◆ OBJECTIVE: Pull each line holding the word "ACCESSORY" from the data.

◆ DATA IN THIS EXERCISE:
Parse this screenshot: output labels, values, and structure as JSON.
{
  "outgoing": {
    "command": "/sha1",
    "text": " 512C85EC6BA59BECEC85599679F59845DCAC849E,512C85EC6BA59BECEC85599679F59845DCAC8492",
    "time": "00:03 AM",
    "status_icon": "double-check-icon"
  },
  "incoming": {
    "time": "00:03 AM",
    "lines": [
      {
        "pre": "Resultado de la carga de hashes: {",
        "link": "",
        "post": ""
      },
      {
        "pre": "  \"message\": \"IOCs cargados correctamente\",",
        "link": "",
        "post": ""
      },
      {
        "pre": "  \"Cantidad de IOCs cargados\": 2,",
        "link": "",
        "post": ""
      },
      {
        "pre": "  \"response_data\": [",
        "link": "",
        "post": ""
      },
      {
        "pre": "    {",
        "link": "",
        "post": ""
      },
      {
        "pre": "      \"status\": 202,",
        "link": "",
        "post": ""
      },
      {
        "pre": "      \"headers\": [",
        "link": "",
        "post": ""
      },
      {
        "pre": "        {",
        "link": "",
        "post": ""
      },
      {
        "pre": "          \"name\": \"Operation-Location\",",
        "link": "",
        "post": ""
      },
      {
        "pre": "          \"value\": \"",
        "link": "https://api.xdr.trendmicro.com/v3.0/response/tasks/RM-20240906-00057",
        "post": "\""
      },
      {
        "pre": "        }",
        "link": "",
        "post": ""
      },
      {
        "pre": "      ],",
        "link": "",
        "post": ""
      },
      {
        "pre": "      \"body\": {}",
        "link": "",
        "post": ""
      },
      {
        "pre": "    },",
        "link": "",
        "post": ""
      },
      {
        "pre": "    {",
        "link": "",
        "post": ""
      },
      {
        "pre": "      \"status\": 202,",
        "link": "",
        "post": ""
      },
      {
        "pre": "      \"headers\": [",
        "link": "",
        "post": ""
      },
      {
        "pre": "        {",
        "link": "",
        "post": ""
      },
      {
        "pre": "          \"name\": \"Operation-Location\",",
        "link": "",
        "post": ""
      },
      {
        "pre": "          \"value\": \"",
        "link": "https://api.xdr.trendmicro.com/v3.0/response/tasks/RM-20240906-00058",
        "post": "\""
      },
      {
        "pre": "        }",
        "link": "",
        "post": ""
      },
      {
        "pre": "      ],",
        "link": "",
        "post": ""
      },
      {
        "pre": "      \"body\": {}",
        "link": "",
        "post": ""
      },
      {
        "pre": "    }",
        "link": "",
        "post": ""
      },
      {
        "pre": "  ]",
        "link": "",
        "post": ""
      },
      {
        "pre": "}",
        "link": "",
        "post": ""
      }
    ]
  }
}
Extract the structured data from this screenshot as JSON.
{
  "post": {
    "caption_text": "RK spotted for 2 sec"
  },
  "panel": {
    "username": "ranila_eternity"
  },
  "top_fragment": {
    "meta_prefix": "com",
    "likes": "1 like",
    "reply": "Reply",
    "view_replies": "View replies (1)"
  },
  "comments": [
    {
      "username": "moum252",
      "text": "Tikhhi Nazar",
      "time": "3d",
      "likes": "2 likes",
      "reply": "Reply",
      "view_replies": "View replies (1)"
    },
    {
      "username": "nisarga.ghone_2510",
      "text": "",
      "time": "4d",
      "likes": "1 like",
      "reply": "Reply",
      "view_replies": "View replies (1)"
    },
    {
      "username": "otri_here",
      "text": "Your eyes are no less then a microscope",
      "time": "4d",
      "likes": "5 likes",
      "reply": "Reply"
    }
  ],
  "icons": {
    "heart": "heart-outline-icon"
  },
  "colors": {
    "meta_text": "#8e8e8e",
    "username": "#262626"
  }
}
==
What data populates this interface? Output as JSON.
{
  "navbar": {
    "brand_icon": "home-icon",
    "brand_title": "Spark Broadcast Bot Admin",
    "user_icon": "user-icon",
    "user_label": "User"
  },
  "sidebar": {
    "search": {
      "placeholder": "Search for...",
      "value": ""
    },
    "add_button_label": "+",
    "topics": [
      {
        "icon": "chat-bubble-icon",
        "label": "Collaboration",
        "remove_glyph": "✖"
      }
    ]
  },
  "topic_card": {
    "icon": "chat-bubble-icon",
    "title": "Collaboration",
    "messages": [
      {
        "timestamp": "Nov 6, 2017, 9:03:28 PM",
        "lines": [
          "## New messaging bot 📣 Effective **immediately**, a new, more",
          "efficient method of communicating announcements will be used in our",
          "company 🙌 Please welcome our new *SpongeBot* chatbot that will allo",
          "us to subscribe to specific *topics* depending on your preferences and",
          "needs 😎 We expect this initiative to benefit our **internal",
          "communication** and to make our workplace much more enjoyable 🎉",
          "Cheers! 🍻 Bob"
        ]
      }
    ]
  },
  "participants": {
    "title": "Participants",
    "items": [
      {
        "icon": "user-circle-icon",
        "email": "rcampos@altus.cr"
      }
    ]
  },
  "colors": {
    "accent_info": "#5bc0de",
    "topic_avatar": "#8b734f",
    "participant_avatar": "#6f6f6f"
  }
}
--
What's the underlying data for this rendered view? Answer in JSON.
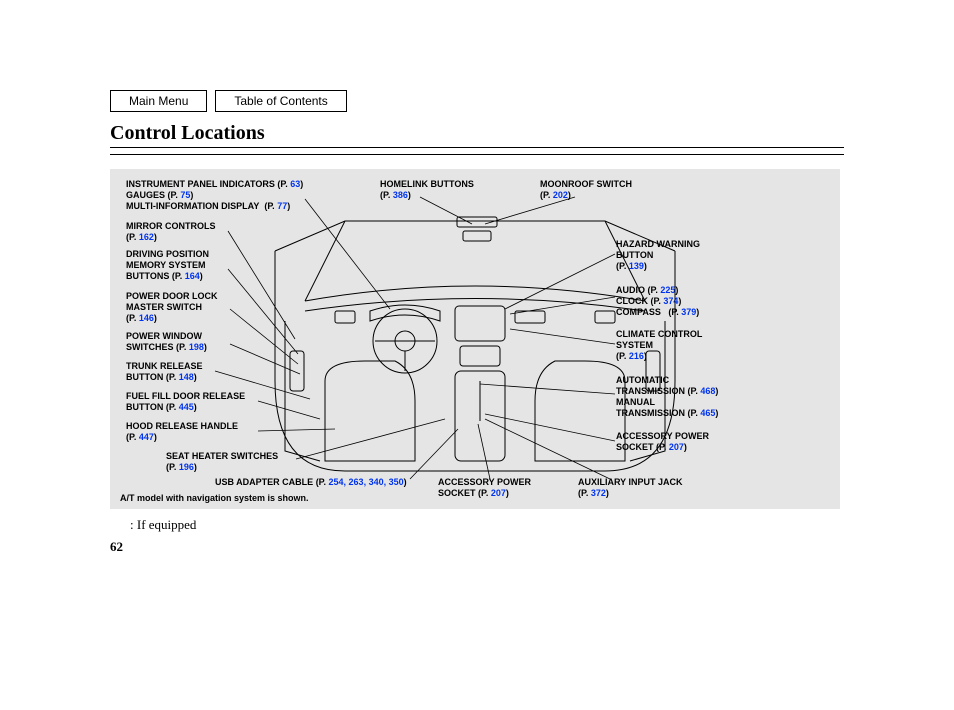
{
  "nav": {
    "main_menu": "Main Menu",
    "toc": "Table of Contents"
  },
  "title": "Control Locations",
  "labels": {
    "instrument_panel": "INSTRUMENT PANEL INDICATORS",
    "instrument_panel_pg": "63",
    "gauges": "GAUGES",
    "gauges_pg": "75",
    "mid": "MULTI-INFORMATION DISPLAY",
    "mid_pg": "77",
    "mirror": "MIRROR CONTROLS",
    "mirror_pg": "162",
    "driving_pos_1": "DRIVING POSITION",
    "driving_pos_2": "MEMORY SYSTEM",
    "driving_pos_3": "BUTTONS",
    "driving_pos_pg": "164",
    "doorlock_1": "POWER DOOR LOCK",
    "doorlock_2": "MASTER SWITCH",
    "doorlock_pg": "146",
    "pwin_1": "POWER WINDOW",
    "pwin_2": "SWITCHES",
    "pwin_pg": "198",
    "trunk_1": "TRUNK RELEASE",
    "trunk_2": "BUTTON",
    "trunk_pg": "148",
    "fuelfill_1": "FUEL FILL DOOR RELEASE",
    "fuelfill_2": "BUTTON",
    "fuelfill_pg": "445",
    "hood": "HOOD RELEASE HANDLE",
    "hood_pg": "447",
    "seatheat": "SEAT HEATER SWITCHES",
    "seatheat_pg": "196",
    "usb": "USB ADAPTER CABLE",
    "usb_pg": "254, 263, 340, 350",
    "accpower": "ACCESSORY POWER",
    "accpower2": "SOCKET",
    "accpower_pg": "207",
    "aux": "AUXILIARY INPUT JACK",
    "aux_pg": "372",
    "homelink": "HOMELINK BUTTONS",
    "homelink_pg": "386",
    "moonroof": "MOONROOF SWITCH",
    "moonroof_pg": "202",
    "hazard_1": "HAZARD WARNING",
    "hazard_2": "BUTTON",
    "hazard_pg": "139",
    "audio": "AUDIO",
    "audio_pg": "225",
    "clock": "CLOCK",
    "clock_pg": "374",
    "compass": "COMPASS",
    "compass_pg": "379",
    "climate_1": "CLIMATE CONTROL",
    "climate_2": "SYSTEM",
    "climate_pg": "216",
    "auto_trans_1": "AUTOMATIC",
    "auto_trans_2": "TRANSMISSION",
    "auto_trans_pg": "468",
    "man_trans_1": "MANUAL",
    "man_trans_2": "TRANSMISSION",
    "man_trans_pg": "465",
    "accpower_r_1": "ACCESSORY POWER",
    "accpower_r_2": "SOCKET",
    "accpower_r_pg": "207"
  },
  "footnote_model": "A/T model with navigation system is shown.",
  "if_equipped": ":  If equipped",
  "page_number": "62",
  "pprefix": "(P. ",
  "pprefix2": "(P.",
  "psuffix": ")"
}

◆ SOLUTION FOR THIS PROBLEM:
    "accpower": "ACCESSORY POWER",
    "accpower_r_1": "ACCESSORY POWER",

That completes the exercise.